┌─ Material to process
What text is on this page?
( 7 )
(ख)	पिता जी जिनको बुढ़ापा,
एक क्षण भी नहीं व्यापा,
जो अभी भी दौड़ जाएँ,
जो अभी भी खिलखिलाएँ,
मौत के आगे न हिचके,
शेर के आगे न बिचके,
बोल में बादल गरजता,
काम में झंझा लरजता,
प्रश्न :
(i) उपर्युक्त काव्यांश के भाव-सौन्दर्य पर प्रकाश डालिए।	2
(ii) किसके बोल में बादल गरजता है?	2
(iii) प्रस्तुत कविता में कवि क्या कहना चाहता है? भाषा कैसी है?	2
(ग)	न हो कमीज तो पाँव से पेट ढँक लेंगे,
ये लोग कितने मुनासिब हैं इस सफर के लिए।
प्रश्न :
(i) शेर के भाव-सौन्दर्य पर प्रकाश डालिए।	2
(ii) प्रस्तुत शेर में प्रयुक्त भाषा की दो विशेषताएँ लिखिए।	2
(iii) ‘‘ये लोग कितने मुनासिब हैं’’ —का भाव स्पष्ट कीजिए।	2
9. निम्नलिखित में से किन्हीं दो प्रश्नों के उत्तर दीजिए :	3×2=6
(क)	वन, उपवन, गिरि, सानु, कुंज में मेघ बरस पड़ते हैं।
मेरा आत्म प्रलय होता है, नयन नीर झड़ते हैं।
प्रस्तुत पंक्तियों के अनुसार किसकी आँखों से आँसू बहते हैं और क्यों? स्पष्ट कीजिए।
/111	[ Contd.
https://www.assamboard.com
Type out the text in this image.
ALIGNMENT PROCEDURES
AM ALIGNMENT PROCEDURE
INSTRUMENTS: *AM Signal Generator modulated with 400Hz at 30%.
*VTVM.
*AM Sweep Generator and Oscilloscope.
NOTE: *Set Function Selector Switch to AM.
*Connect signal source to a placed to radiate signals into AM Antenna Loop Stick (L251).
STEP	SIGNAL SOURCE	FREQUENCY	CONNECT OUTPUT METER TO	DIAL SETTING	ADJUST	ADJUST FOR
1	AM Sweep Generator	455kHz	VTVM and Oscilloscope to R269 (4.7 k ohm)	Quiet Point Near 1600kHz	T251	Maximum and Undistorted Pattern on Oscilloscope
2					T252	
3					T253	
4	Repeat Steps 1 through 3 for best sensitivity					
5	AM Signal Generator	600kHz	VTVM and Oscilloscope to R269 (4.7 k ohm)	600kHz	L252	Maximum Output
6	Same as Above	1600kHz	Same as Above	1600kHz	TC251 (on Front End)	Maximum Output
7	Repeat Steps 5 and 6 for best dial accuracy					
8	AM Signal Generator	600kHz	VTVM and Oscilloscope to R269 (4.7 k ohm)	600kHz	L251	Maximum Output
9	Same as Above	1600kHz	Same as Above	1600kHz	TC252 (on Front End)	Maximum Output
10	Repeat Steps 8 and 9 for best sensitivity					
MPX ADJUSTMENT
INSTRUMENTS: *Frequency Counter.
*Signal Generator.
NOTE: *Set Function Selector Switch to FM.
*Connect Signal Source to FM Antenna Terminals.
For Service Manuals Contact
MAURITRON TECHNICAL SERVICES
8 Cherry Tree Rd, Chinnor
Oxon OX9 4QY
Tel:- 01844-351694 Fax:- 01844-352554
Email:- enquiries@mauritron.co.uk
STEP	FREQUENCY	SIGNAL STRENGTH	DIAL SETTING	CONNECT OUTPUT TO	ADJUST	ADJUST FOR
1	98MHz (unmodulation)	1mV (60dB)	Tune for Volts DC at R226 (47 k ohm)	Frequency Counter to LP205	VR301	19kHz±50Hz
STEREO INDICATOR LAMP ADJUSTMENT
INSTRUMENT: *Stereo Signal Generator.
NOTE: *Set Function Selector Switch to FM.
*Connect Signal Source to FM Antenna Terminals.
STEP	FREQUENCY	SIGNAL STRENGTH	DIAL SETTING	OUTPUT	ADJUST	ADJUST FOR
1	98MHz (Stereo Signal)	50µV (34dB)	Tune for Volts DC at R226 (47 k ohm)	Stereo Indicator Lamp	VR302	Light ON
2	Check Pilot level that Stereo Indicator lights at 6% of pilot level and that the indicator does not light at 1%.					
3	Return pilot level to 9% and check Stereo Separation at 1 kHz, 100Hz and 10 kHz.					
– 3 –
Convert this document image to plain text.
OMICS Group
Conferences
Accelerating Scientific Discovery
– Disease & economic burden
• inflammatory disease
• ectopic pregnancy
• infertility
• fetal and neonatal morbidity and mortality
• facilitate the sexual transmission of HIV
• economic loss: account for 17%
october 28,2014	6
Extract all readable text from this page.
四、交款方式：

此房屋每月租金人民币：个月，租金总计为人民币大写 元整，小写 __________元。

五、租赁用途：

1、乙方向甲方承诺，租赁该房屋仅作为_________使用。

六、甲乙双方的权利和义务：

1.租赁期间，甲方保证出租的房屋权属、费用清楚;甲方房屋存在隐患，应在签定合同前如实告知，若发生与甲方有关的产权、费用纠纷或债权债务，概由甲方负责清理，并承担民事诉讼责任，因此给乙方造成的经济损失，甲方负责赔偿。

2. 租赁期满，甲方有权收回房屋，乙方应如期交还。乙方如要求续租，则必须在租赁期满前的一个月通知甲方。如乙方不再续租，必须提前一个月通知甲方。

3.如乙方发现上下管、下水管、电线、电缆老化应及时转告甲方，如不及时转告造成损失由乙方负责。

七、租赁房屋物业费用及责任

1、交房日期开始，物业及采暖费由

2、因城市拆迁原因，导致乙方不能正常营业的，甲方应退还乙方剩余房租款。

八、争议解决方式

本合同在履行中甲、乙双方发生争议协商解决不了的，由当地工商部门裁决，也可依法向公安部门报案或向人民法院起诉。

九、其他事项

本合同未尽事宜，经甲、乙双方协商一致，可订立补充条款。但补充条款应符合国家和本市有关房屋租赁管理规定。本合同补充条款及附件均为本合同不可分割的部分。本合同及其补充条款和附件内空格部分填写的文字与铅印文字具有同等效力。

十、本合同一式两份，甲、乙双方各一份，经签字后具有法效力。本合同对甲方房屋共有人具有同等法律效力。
└─
Work to do: Retype the entries one by one, exactly.

Answer to this exercise:
What text is on this page?
( 7 )
(ख)	पिता जी जिनको बुढ़ापा,
एक क्षण भी नहीं व्यापा,
जो अभी भी दौड़ जाएँ,
जो अभी भी खिलखिलाएँ,
मौत के आगे न हिचके,
शेर के आगे न बिचके,
बोल में बादल गरजता,
काम में झंझा लरजता,
प्रश्न :
(i) उपर्युक्त काव्यांश के भाव-सौन्दर्य पर प्रकाश डालिए।	2
(ii) किसके बोल में बादल गरजता है?	2
(iii) प्रस्तुत कविता में कवि क्या कहना चाहता है? भाषा कैसी है?	2
(ग)	न हो कमीज तो पाँव से पेट ढँक लेंगे,
ये लोग कितने मुनासिब हैं इस सफर के लिए।
प्रश्न :
(i) शेर के भाव-सौन्दर्य पर प्रकाश डालिए।	2
(ii) प्रस्तुत शेर में प्रयुक्त भाषा की दो विशेषताएँ लिखिए।	2
(iii) ‘‘ये लोग कितने मुनासिब हैं’’ —का भाव स्पष्ट कीजिए।	2
9. निम्नलिखित में से किन्हीं दो प्रश्नों के उत्तर दीजिए :	3×2=6
(क)	वन, उपवन, गिरि, सानु, कुंज में मेघ बरस पड़ते हैं।
मेरा आत्म प्रलय होता है, नयन नीर झड़ते हैं।
प्रस्तुत पंक्तियों के अनुसार किसकी आँखों से आँसू बहते हैं और क्यों? स्पष्ट कीजिए।
/111	[ Contd.
https://www.assamboard.com
Type out the text in this image.
ALIGNMENT PROCEDURES
AM ALIGNMENT PROCEDURE
INSTRUMENTS: *AM Signal Generator modulated with 400Hz at 30%.
*VTVM.
*AM Sweep Generator and Oscilloscope.
NOTE: *Set Function Selector Switch to AM.
*Connect signal source to a placed to radiate signals into AM Antenna Loop Stick (L251).
STEP	SIGNAL SOURCE	FREQUENCY	CONNECT OUTPUT METER TO	DIAL SETTING	ADJUST	ADJUST FOR
1	AM Sweep Generator	455kHz	VTVM and Oscilloscope to R269 (4.7 k ohm)	Quiet Point Near 1600kHz	T251	Maximum and Undistorted Pattern on Oscilloscope
2					T252	
3					T253	
4	Repeat Steps 1 through 3 for best sensitivity					
5	AM Signal Generator	600kHz	VTVM and Oscilloscope to R269 (4.7 k ohm)	600kHz	L252	Maximum Output
6	Same as Above	1600kHz	Same as Above	1600kHz	TC251 (on Front End)	Maximum Output
7	Repeat Steps 5 and 6 for best dial accuracy					
8	AM Signal Generator	600kHz	VTVM and Oscilloscope to R269 (4.7 k ohm)	600kHz	L251	Maximum Output
9	Same as Above	1600kHz	Same as Above	1600kHz	TC252 (on Front End)	Maximum Output
10	Repeat Steps 8 and 9 for best sensitivity					
MPX ADJUSTMENT
INSTRUMENTS: *Frequency Counter.
*Signal Generator.
NOTE: *Set Function Selector Switch to FM.
*Connect Signal Source to FM Antenna Terminals.
For Service Manuals Contact
MAURITRON TECHNICAL SERVICES
8 Cherry Tree Rd, Chinnor
Oxon OX9 4QY
Tel:- 01844-351694 Fax:- 01844-352554
Email:- enquiries@mauritron.co.uk
STEP	FREQUENCY	SIGNAL STRENGTH	DIAL SETTING	CONNECT OUTPUT TO	ADJUST	ADJUST FOR
1	98MHz (unmodulation)	1mV (60dB)	Tune for Volts DC at R226 (47 k ohm)	Frequency Counter to LP205	VR301	19kHz±50Hz
STEREO INDICATOR LAMP ADJUSTMENT
INSTRUMENT: *Stereo Signal Generator.
NOTE: *Set Function Selector Switch to FM.
*Connect Signal Source to FM Antenna Terminals.
STEP	FREQUENCY	SIGNAL STRENGTH	DIAL SETTING	OUTPUT	ADJUST	ADJUST FOR
1	98MHz (Stereo Signal)	50µV (34dB)	Tune for Volts DC at R226 (47 k ohm)	Stereo Indicator Lamp	VR302	Light ON
2	Check Pilot level that Stereo Indicator lights at 6% of pilot level and that the indicator does not light at 1%.					
3	Return pilot level to 9% and check Stereo Separation at 1 kHz, 100Hz and 10 kHz.					
– 3 –
Convert this document image to plain text.
OMICS Group
Conferences
Accelerating Scientific Discovery
– Disease & economic burden
• inflammatory disease
• ectopic pregnancy
• infertility
• fetal and neonatal morbidity and mortality
• facilitate the sexual transmission of HIV
• economic loss: account for 17%
october 28,2014	6
Extract all readable text from this page.
四、交款方式：

此房屋每月租金人民币：个月，租金总计为人民币大写 元整，小写 __________元。

五、租赁用途：

1、乙方向甲方承诺，租赁该房屋仅作为_________使用。

六、甲乙双方的权利和义务：

1.租赁期间，甲方保证出租的房屋权属、费用清楚;甲方房屋存在隐患，应在签定合同前如实告知，若发生与甲方有关的产权、费用纠纷或债权债务，概由甲方负责清理，并承担民事诉讼责任，因此给乙方造成的经济损失，甲方负责赔偿。

2. 租赁期满，甲方有权收回房屋，乙方应如期交还。乙方如要求续租，则必须在租赁期满前的一个月通知甲方。如乙方不再续租，必须提前一个月通知甲方。

3.如乙方发现上下管、下水管、电线、电缆老化应及时转告甲方，如不及时转告造成损失由乙方负责。

七、租赁房屋物业费用及责任

1、交房日期开始，物业及采暖费由

2、因城市拆迁原因，导致乙方不能正常营业的，甲方应退还乙方剩余房租款。

八、争议解决方式

本合同在履行中甲、乙双方发生争议协商解决不了的，由当地工商部门裁决，也可依法向公安部门报案或向人民法院起诉。

九、其他事项

本合同未尽事宜，经甲、乙双方协商一致，可订立补充条款。但补充条款应符合国家和本市有关房屋租赁管理规定。本合同补充条款及附件均为本合同不可分割的部分。本合同及其补充条款和附件内空格部分填写的文字与铅印文字具有同等效力。

十、本合同一式两份，甲、乙双方各一份，经签字后具有法效力。本合同对甲方房屋共有人具有同等法律效力。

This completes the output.